Texte source:
<<<<
Une autre voie est possible. Il ne s’agit pas de choisir entre des barrages géants et le néant, mais de déployer une stratégie hybride, combinant des solutions locales, des financements publics ciblés, et un pilotage technocratique rigoureux.
L’énergie comme socle de justice social
Soixante-cinq ans après son indépendance, la République démocratique du Congo demeure plongée dans l’obscurité, littéralement et symboliquement. La majorité des Congolais vivent sans électricité, privés de ce qui définit aujourd’hui la dignité dans le monde moderne. Et pourtant, le pays regorge de richesses naturelles, possède un potentiel énergétique colossal et une population jeune pleine de promesses. Rien ne justifie que ce peuple continue de vivre dans des conditions que bien d’autres nations ont dépassées depuis des générations. Dans un monde où appuyer sur un interrupteur ouvre la porte à l’autonomie, à la santé, à l’éducation et à la production, vivre dans la lumière ne devrait plus être un privilège, mais un droit, comme l’ont affirmé les Nations Unies.
L’électricité est le socle silencieux de la dignité humaine et du développement social, en particulier sur le continent africain où chaque kilowatt peut transformer une vie. Sans elle, un centre de santé devient une pièce sombre incapable de conserver un vaccin, une école ferme dès le crépuscule, une rue devient un terrain d’insécurité. Elle permet à une couturière de produire, à un vendeur de conserver ses produits, à un agriculteur d’irriguer et de transformer ses récoltes. Elle fait tourner les petits ateliers, ouvre des commerces, connecte les familles au monde, alimente téléphones, radios, internet. Elle réduit l’isolement, facilite l’accès à l’information, et donne aux individus les moyens d’agir, d’échanger, de bâtir leur autonomie. Dans les villes comme dans les campagnes, l’électricité agit comme une lanterne du progrès, un multiplicateur de possibilités, un socle de dignité.
>>>>
Énoncé: Extrayez le texte source dans son intégralité et reproduisez-le sans rien y modifier.

Données fournies:
<<<<
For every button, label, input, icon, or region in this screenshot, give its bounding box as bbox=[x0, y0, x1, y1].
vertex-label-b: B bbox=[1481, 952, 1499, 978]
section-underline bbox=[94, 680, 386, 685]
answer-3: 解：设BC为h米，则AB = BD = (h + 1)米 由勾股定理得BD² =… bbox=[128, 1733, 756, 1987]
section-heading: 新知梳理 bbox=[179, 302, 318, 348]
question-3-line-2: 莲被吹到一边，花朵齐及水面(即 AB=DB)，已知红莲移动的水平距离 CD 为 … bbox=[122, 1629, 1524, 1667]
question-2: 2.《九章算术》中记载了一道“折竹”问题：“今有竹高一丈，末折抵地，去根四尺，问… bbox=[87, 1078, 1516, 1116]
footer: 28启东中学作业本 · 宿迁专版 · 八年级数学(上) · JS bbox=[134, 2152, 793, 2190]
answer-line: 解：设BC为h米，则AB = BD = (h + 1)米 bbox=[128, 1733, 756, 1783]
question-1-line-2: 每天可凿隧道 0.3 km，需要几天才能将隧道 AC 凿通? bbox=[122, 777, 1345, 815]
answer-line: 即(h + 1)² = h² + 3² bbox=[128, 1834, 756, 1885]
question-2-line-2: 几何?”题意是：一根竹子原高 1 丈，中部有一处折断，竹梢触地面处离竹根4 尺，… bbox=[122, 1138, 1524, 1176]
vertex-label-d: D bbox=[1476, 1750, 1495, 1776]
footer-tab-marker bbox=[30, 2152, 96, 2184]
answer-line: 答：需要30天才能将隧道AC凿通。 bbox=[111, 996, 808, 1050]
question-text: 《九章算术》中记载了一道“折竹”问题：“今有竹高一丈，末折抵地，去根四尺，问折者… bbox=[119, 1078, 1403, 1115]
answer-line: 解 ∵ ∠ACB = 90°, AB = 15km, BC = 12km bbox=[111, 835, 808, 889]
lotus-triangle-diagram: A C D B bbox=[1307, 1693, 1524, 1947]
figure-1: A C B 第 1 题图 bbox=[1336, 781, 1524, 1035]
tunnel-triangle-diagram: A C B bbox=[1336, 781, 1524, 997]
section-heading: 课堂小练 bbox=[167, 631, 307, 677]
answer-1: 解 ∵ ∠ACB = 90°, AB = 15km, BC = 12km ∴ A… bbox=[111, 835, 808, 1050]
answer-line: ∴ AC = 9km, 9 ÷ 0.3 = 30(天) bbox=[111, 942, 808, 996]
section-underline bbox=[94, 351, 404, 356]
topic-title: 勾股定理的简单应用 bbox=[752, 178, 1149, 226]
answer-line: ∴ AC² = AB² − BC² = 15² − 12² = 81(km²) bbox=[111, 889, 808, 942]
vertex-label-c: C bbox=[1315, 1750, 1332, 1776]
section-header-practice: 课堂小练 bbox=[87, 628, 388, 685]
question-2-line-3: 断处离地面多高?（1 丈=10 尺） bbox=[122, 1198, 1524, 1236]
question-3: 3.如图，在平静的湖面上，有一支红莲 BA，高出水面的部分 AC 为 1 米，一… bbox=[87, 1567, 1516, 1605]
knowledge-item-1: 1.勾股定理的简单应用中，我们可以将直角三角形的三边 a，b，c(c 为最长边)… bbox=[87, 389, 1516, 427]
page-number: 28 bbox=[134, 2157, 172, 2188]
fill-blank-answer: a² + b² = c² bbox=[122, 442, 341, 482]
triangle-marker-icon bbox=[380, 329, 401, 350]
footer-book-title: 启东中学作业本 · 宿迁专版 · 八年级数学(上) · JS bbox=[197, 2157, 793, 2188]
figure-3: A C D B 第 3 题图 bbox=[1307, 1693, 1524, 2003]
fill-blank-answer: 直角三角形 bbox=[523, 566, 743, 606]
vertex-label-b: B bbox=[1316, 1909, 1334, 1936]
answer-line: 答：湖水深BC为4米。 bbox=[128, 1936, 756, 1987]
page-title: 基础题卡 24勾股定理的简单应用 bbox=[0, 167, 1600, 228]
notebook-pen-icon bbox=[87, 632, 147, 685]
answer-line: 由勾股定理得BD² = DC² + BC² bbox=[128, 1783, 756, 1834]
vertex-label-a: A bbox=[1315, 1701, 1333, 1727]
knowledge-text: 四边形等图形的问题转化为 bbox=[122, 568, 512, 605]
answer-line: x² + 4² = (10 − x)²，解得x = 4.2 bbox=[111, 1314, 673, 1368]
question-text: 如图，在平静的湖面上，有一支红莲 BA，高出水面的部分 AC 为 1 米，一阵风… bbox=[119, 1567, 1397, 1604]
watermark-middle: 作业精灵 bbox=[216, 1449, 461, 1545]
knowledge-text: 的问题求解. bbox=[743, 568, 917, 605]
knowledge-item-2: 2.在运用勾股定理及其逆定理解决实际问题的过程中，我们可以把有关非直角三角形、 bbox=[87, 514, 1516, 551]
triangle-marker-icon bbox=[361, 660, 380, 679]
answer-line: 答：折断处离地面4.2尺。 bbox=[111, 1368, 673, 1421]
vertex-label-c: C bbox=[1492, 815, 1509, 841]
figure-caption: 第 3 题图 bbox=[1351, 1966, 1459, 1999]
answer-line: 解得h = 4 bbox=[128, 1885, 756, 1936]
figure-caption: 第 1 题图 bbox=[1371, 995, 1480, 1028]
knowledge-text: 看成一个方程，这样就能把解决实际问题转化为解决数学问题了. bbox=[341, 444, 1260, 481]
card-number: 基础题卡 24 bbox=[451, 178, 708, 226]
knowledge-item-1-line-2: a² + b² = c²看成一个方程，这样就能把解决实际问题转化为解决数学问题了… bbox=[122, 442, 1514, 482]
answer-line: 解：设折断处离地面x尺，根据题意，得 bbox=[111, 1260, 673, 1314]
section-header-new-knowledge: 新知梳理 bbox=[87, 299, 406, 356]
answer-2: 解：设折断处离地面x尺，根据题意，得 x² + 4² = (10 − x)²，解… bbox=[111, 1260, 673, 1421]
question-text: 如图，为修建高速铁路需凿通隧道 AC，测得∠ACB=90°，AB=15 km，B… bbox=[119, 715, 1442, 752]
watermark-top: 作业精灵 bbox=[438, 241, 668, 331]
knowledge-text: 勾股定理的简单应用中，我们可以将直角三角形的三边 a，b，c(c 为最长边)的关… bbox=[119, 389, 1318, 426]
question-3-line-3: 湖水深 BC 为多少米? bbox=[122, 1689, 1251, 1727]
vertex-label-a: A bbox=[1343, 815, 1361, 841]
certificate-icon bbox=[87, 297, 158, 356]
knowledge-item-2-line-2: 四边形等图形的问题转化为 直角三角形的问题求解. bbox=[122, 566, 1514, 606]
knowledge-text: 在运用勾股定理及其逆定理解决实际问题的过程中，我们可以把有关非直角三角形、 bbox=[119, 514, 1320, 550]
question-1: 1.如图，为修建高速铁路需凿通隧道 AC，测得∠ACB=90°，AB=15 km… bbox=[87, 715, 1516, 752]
>>>>
Corrigé:
Une autre voie est possible. Il ne s’agit pas de choisir entre des barrages géants et le néant, mais de déployer une stratégie hybride, combinant des solutions locales, des financements publics ciblés, et un pilotage technocratique rigoureux.
L’énergie comme socle de justice social
Soixante-cinq ans après son indépendance, la République démocratique du Congo demeure plongée dans l’obscurité, littéralement et symboliquement. La majorité des Congolais vivent sans électricité, privés de ce qui définit aujourd’hui la dignité dans le monde moderne. Et pourtant, le pays regorge de richesses naturelles, possède un potentiel énergétique colossal et une population jeune pleine de promesses. Rien ne justifie que ce peuple continue de vivre dans des conditions que bien d’autres nations ont dépassées depuis des générations. Dans un monde où appuyer sur un interrupteur ouvre la porte à l’autonomie, à la santé, à l’éducation et à la production, vivre dans la lumière ne devrait plus être un privilège, mais un droit, comme l’ont affirmé les Nations Unies.
L’électricité est le socle silencieux de la dignité humaine et du développement social, en particulier sur le continent africain où chaque kilowatt peut transformer une vie. Sans elle, un centre de santé devient une pièce sombre incapable de conserver un vaccin, une école ferme dès le crépuscule, une rue devient un terrain d’insécurité. Elle permet à une couturière de produire, à un vendeur de conserver ses produits, à un agriculteur d’irriguer et de transformer ses récoltes. Elle fait tourner les petits ateliers, ouvre des commerces, connecte les familles au monde, alimente téléphones, radios, internet. Elle réduit l’isolement, facilite l’accès à l’information, et donne aux individus les moyens d’agir, d’échanger, de bâtir leur autonomie. Dans les villes comme dans les campagnes, l’électricité agit comme une lanterne du progrès, un multiplicateur de possibilités, un socle de dignité.